▶ Documento:
Alessandro Quasimodo, cosa ne pensi della nuova edizione di “Salvatore Quasimodo. Tutte le poesie”, curata da Carlangelo Mauri e della originale copertina con un fico d’India, forse la rappresentazione della sua personalità?
«Questo accurato lavoro di Mauri non è stato fatto neanche da un Meridiano. È un baobab approfondito, si legge come un romanzo e ha il costo di un Oscar. La foto della copertina descrive mio padre, che era duro fuori e tenero dentro, bisognava fare attenzione a non spinarsi, ma quando si arrivava all’interno si trova la dolcezza del frutto».

A chi era legato per particolari affinità?

▶ Esercizio 1:
Traduci in inglese questa frase dell'intervista su Salvatore Quasimodo: «La foto della copertina descrive mio padre, che era duro fuori e tenero dentro, bisognava fare attenzione a non spinarsi, ma quando si arrivava all'interno si trova la dolcezza del frutto».
L'intervista non ha alcun legame con i record che vengono dopo.

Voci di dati
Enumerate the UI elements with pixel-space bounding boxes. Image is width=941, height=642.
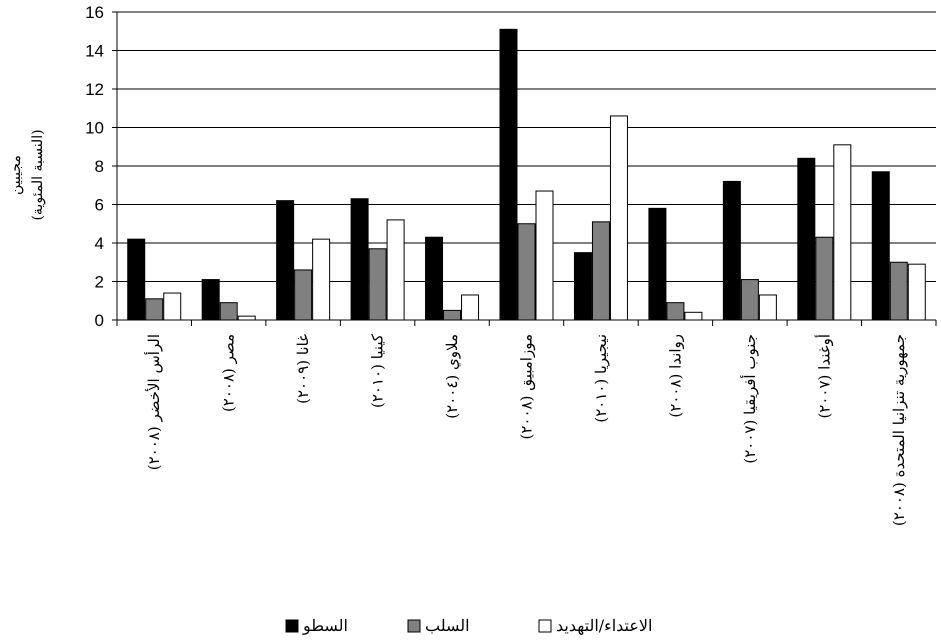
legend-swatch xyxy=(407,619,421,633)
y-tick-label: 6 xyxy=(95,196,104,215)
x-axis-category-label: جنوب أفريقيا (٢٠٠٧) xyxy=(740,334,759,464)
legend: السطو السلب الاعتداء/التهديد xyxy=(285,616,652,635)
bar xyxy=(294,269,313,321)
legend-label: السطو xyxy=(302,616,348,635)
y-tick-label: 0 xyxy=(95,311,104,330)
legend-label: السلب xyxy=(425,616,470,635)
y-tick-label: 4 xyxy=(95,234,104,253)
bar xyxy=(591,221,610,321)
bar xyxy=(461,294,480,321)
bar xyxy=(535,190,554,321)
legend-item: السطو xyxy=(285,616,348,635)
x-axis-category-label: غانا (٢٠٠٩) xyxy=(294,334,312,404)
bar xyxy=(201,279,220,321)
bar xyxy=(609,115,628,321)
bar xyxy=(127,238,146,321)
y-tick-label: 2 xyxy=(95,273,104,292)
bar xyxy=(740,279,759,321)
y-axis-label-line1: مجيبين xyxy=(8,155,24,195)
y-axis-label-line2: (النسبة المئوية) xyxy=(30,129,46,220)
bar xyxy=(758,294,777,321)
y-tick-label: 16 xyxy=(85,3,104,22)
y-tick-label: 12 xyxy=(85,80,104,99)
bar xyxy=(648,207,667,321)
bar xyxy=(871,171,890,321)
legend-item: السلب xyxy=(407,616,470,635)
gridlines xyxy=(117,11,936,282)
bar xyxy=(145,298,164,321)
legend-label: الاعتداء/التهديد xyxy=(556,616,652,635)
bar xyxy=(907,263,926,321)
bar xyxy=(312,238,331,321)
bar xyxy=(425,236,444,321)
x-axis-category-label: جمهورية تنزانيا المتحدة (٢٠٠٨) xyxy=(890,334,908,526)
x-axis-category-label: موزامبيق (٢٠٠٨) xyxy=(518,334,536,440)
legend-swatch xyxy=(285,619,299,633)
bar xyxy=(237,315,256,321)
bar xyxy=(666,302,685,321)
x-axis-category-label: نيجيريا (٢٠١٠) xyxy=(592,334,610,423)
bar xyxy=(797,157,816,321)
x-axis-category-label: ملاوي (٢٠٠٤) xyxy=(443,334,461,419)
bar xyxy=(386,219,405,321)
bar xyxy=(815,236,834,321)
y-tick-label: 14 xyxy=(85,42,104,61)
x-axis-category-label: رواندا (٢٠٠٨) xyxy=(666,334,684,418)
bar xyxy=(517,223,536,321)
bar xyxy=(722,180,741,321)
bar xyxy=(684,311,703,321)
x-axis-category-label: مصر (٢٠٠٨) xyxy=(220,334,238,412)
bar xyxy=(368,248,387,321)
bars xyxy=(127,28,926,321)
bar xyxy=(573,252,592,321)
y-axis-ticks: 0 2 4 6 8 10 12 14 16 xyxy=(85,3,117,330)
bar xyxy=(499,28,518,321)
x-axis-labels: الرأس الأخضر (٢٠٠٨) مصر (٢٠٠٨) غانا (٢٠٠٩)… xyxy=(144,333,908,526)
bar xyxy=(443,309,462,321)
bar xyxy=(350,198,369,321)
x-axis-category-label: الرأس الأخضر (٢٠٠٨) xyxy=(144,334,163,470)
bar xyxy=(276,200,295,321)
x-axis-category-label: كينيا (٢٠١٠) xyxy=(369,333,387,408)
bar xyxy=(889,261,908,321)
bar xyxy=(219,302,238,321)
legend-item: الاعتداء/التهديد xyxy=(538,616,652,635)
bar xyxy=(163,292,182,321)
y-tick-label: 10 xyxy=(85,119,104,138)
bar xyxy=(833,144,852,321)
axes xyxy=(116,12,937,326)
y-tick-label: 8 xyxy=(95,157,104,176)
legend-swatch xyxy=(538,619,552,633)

▶ Esercizio 2:
Riporta parola per parola i record, limitandoti al tratto che va dalla riga contenente "legend-swatch xyxy=(407,619,421,633)" fino alla riga contenente "bar xyxy=(740,279,759,321)", entrambe incluse.

▶ Risposta scritta 1:
The cover photo describes my father, who was tough on the outside and tender on the inside; you had to be careful not to get pricked, but when you got to the inside you find the sweetness of the fruit.

▶ Risposta scritta 2:
legend-swatch xyxy=(407,619,421,633)
y-tick-label: 6 xyxy=(95,196,104,215)
x-axis-category-label: جنوب أفريقيا (٢٠٠٧) xyxy=(740,334,759,464)
legend: السطو السلب الاعتداء/التهديد xyxy=(285,616,652,635)
bar xyxy=(294,269,313,321)
legend-label: السطو xyxy=(302,616,348,635)
y-tick-label: 0 xyxy=(95,311,104,330)
legend-label: السلب xyxy=(425,616,470,635)
y-tick-label: 4 xyxy=(95,234,104,253)
bar xyxy=(591,221,610,321)
bar xyxy=(461,294,480,321)
bar xyxy=(535,190,554,321)
legend-item: السطو xyxy=(285,616,348,635)
x-axis-category-label: غانا (٢٠٠٩) xyxy=(294,334,312,404)
bar xyxy=(201,279,220,321)
bar xyxy=(609,115,628,321)
bar xyxy=(127,238,146,321)
y-tick-label: 2 xyxy=(95,273,104,292)
bar xyxy=(740,279,759,321)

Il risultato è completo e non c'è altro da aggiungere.